TO DO. Search the material for the word "ylabel" and report each line where it turns up.

····················

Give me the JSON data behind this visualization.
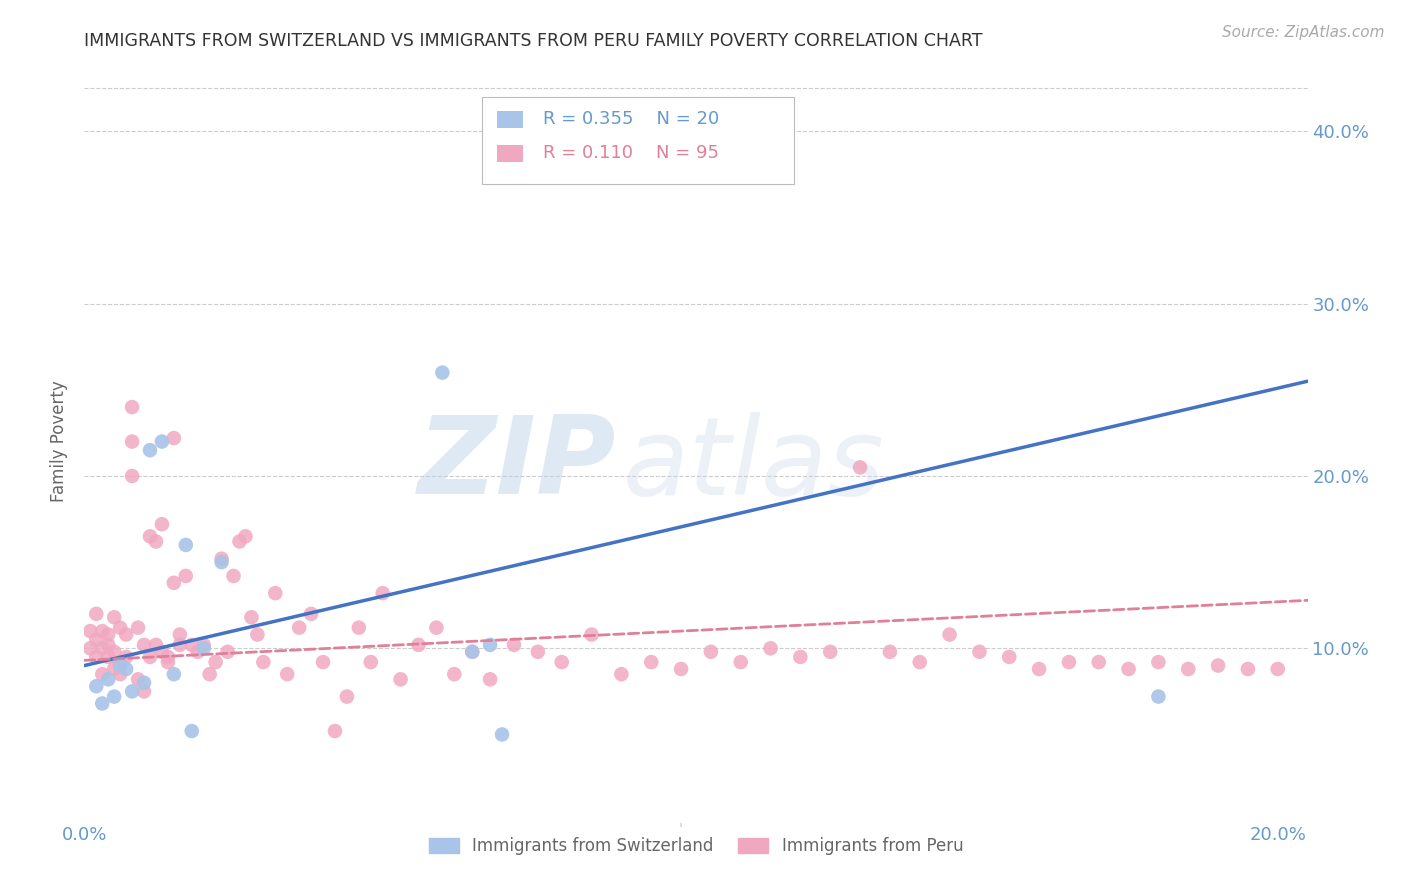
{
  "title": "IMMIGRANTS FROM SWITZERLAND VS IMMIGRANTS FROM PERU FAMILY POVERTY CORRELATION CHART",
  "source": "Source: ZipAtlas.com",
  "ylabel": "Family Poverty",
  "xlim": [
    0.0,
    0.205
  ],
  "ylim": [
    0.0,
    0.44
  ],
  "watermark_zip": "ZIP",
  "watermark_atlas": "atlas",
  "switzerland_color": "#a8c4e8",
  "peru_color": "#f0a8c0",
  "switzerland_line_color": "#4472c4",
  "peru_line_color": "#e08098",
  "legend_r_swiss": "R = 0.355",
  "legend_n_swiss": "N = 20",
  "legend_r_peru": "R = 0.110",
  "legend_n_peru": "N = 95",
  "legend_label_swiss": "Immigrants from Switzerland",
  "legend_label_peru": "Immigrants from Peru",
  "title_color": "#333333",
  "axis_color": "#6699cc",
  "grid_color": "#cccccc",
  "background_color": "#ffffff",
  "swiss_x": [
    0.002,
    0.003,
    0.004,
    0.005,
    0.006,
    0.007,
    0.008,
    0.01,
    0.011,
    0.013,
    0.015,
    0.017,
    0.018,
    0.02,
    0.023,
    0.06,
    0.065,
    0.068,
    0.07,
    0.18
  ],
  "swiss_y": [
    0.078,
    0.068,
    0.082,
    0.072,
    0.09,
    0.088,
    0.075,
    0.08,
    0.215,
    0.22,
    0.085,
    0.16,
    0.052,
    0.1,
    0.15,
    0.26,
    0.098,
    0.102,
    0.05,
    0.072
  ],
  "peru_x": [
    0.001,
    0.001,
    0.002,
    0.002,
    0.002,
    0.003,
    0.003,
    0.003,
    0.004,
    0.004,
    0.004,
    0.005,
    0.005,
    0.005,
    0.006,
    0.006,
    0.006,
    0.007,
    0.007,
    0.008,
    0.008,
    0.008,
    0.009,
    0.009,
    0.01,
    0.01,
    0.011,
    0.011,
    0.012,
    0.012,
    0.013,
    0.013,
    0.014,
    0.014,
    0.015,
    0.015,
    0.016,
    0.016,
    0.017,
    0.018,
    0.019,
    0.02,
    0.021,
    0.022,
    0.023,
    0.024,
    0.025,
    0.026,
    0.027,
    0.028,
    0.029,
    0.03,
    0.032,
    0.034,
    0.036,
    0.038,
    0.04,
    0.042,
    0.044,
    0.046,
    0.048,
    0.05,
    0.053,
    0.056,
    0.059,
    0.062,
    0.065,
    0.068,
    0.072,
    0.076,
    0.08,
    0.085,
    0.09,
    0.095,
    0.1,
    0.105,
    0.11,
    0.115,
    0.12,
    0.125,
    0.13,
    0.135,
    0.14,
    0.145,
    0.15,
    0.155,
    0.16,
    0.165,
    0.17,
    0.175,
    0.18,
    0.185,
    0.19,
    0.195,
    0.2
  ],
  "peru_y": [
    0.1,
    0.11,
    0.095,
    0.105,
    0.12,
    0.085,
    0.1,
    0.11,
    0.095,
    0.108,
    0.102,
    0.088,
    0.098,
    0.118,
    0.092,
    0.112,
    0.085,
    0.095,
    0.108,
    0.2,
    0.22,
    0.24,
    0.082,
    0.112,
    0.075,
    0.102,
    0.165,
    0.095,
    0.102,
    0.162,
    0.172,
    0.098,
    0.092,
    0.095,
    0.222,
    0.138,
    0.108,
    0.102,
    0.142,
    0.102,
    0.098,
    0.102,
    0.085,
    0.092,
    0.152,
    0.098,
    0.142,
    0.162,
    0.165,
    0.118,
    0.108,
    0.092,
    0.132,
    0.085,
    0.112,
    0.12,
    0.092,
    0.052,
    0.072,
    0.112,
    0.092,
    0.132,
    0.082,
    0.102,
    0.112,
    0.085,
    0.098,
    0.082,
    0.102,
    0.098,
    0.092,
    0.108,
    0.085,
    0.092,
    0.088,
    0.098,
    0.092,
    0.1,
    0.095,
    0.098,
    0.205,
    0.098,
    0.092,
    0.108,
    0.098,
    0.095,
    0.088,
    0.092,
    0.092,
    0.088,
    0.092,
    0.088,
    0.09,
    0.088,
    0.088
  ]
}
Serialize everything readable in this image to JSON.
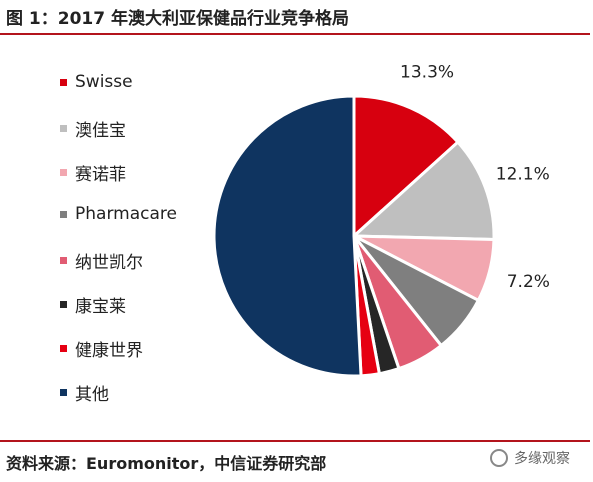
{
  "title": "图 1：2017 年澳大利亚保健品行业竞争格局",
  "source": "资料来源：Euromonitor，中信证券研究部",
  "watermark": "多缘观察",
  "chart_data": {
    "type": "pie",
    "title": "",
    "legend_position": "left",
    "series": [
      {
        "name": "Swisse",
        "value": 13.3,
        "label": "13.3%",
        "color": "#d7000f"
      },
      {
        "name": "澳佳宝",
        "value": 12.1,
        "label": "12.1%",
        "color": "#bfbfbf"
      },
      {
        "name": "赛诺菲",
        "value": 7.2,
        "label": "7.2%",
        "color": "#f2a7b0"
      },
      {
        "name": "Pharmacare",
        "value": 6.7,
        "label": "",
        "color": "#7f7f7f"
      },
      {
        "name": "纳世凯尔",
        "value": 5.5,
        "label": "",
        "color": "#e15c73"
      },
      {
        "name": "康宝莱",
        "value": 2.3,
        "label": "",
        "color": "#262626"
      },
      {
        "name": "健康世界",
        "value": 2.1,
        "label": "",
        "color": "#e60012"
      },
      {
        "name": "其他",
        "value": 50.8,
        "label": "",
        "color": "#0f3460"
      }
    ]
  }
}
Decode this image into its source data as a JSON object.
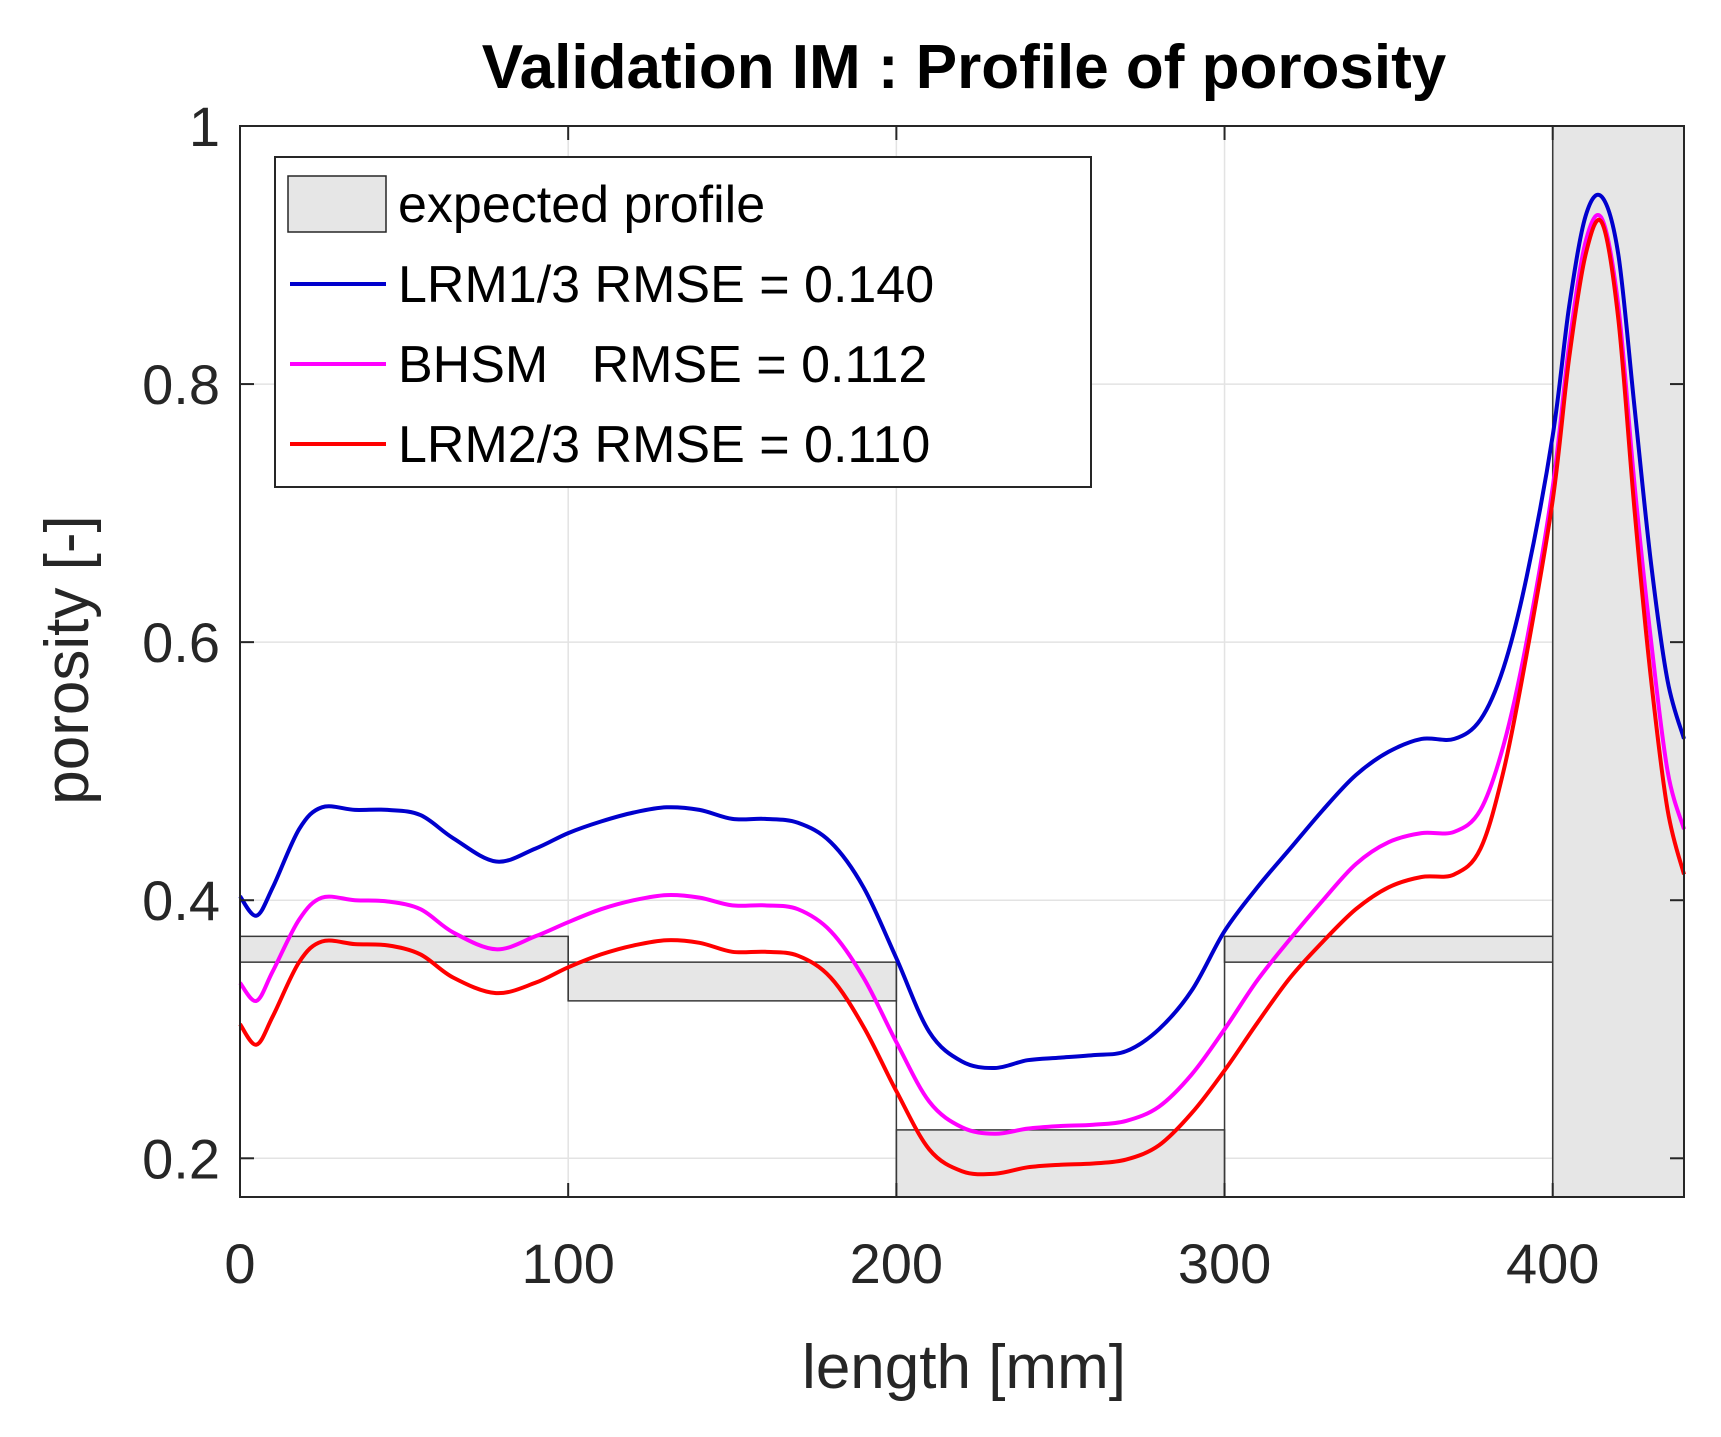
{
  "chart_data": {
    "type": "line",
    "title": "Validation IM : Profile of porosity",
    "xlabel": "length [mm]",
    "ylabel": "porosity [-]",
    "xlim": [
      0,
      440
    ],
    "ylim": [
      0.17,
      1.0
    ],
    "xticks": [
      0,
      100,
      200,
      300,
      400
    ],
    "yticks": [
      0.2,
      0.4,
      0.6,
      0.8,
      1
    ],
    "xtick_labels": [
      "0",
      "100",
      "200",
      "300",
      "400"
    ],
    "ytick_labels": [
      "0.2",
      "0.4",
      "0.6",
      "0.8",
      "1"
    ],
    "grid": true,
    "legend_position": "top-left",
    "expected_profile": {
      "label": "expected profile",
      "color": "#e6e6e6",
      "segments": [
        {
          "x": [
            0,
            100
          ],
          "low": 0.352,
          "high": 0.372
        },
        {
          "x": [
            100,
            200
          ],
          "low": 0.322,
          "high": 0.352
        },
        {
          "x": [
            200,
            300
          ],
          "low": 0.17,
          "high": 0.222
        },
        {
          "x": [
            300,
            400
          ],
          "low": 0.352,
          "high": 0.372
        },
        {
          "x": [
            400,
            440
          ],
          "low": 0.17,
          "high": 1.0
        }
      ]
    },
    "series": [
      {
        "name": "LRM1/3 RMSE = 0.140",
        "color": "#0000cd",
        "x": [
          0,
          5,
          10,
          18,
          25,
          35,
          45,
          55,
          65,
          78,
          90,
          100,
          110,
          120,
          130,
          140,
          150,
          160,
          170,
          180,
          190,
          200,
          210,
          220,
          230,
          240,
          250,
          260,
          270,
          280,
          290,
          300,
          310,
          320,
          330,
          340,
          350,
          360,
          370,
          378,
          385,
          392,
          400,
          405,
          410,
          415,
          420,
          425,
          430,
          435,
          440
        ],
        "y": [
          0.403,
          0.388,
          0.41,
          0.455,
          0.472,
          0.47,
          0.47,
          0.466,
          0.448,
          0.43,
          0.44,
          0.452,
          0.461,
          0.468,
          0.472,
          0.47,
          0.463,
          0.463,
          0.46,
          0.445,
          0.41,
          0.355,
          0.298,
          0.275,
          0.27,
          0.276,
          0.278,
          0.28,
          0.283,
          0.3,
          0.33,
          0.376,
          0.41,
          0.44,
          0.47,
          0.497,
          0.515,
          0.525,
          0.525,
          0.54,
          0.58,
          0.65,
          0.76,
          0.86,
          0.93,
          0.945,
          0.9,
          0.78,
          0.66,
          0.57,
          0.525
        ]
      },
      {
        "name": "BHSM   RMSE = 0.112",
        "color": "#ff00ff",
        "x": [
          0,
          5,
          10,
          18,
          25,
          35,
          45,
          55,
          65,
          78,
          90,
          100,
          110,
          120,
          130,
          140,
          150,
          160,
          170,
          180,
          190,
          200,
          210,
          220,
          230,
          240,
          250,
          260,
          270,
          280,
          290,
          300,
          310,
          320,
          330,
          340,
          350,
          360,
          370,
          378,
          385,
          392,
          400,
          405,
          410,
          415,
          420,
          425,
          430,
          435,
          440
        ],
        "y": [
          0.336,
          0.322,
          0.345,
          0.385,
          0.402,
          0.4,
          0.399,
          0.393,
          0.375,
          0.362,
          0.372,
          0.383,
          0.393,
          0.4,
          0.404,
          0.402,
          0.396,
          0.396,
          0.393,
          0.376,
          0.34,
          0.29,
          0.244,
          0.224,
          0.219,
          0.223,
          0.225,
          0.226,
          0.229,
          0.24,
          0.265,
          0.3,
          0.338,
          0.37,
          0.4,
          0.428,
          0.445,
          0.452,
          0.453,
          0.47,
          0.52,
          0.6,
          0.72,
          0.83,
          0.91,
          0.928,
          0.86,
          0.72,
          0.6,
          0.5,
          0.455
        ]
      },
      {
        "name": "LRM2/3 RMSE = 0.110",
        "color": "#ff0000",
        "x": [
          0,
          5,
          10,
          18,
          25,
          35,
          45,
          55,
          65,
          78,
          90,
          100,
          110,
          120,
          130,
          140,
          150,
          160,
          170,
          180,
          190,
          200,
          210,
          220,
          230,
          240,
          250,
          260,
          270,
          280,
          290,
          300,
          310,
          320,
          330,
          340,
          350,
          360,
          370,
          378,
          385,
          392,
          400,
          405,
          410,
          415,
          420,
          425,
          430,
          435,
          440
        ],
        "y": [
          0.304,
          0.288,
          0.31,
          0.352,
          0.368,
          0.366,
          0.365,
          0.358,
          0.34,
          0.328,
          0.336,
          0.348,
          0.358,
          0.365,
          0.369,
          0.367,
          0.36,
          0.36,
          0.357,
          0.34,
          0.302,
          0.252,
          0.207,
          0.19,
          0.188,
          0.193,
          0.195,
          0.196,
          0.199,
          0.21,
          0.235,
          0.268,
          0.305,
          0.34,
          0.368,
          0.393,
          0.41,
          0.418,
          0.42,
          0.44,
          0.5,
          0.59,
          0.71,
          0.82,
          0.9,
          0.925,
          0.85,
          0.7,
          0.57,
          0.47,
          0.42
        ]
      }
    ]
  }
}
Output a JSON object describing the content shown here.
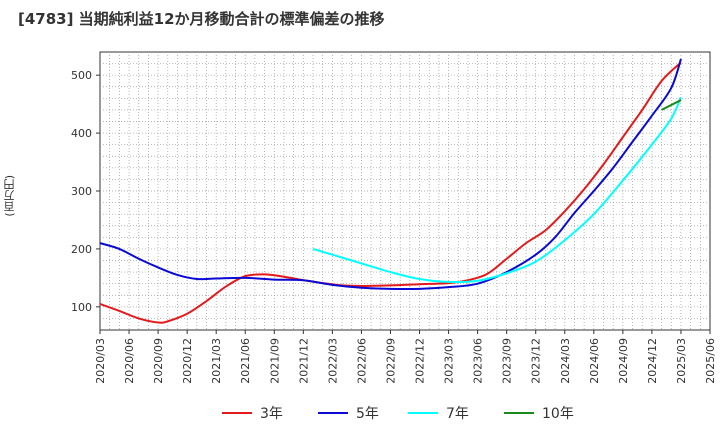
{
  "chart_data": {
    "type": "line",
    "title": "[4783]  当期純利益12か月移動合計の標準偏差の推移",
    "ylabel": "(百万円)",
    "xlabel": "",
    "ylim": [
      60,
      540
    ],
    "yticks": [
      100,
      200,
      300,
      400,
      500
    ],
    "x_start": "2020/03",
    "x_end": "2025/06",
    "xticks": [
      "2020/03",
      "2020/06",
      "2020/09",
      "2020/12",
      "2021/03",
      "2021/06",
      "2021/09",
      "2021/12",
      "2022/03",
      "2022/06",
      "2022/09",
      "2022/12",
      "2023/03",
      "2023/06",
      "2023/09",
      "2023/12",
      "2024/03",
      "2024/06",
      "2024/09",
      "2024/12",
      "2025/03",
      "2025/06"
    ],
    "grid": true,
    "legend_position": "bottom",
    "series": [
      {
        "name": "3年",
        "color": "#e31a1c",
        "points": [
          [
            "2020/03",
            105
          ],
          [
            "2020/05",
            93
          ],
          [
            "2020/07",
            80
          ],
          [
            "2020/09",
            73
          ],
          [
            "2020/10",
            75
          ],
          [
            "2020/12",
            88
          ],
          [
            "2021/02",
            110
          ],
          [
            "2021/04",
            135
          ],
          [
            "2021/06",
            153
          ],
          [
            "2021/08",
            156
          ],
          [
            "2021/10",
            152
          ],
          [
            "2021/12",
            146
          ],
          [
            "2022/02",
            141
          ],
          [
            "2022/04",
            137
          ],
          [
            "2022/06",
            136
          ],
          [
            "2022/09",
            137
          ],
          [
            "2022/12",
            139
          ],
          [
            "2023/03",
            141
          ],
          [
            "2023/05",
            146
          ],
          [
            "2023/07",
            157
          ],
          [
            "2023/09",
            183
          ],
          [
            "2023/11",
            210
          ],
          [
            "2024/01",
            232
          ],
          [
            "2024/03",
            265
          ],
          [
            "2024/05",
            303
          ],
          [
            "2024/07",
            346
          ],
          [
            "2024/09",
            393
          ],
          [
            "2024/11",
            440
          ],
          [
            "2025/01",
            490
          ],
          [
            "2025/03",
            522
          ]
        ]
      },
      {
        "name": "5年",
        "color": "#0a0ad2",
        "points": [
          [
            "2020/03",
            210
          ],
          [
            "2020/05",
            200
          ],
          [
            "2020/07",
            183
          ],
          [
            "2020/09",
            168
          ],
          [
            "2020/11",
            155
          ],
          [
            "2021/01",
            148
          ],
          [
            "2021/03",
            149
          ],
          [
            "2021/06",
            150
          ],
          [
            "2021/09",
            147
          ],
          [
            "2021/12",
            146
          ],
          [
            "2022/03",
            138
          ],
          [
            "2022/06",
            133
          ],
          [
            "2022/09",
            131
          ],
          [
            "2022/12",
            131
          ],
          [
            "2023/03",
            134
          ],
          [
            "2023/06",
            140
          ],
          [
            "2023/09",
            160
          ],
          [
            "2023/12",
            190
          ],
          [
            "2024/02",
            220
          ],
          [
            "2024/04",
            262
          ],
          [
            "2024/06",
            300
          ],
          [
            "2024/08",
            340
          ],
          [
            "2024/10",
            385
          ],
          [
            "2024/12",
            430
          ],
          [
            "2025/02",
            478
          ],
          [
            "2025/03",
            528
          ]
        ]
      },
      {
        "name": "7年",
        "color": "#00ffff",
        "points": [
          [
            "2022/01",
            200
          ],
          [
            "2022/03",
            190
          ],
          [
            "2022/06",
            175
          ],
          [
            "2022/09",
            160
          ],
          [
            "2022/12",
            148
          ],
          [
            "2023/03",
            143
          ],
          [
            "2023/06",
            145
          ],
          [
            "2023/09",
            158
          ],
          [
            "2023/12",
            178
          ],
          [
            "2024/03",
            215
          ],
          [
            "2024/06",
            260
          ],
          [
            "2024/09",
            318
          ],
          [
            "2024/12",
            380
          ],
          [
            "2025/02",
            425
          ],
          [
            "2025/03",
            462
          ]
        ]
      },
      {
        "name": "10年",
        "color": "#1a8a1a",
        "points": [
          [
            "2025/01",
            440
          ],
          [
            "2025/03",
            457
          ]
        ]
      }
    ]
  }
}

····················

TASK RESPONSE.
  "ylabel": "Family Poverty",
    "ylabel": "porosity [-]",
    "ylabel": "(百万円)",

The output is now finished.